Copy out all lines of the records in which the word "发表帖子" appears.

-- Begin Entries supplied --

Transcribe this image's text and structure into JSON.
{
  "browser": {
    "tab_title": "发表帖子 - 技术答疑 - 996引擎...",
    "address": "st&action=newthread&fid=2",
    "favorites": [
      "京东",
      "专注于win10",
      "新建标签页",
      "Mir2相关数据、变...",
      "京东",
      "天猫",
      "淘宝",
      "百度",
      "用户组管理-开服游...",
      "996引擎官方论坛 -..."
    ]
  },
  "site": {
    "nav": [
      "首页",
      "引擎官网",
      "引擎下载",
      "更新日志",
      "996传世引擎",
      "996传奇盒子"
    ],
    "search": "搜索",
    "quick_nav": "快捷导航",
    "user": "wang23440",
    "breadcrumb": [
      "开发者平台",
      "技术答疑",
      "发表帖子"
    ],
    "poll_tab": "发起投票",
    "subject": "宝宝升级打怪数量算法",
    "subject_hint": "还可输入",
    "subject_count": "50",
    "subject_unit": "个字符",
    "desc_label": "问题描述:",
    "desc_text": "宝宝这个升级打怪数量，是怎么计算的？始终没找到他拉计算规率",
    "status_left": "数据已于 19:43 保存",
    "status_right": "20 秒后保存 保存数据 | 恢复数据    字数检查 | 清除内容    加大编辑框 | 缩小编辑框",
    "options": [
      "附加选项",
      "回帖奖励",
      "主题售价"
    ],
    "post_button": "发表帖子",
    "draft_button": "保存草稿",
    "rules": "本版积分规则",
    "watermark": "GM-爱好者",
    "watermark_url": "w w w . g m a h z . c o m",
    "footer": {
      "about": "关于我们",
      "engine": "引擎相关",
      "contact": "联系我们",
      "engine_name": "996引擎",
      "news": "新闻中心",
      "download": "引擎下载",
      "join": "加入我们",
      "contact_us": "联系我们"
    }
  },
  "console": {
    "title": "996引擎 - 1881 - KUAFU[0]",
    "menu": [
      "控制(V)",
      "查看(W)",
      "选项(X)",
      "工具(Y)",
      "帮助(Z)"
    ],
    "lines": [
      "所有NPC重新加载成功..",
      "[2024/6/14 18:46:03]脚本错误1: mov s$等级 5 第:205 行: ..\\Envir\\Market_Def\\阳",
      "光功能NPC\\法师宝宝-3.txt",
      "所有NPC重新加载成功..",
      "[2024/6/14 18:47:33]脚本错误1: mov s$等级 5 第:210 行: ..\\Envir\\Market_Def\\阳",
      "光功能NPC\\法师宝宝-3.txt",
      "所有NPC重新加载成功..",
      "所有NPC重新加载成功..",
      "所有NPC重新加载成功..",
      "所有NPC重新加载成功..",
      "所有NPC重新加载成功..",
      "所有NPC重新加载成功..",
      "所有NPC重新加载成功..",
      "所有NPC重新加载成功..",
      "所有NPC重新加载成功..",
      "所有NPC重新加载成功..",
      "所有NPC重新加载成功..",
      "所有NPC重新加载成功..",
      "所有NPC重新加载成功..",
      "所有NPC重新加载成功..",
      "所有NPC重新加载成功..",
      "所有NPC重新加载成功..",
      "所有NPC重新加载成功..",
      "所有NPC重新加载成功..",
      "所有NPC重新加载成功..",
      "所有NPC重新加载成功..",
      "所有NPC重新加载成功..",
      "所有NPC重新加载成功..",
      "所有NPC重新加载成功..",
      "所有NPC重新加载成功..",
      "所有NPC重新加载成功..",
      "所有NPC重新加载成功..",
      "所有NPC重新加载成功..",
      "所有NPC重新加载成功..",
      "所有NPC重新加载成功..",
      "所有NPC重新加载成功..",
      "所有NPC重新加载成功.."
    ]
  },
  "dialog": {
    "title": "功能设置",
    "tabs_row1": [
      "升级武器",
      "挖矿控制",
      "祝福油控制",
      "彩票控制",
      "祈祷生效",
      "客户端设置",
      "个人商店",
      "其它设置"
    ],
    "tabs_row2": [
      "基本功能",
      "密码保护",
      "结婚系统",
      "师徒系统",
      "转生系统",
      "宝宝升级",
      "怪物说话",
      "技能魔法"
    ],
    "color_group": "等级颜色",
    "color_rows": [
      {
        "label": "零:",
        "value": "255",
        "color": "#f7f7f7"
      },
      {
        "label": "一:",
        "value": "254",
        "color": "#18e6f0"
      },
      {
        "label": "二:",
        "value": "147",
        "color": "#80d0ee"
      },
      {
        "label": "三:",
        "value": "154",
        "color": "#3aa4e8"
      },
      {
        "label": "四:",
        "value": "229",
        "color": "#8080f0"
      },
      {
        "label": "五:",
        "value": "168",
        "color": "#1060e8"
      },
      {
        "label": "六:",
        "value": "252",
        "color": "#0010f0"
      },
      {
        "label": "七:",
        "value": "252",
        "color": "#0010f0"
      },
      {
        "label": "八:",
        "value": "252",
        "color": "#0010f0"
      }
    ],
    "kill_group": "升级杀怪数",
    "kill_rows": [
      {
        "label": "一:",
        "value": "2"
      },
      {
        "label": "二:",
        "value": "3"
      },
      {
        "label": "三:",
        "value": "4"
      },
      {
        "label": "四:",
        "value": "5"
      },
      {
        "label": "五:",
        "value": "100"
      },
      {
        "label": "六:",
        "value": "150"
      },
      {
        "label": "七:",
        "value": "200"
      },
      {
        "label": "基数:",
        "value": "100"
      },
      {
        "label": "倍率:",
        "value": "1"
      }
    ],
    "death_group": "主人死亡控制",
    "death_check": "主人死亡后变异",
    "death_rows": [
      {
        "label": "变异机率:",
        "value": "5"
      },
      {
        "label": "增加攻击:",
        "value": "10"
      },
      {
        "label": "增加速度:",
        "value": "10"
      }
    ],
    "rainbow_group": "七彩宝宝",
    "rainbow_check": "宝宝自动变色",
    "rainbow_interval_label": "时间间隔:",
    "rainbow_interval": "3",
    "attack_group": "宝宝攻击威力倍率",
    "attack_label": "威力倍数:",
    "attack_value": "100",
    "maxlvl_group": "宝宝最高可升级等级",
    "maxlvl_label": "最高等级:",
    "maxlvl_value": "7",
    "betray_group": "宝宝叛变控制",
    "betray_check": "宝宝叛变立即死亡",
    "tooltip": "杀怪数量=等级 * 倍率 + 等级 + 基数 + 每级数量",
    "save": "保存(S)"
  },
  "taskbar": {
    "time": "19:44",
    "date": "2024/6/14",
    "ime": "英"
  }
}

-- End Entries supplied --

» **Exercise solution**
    "tab_title": "发表帖子 - 技术答疑 - 996引擎...",
      "发表帖子"
    "post_button": "发表帖子",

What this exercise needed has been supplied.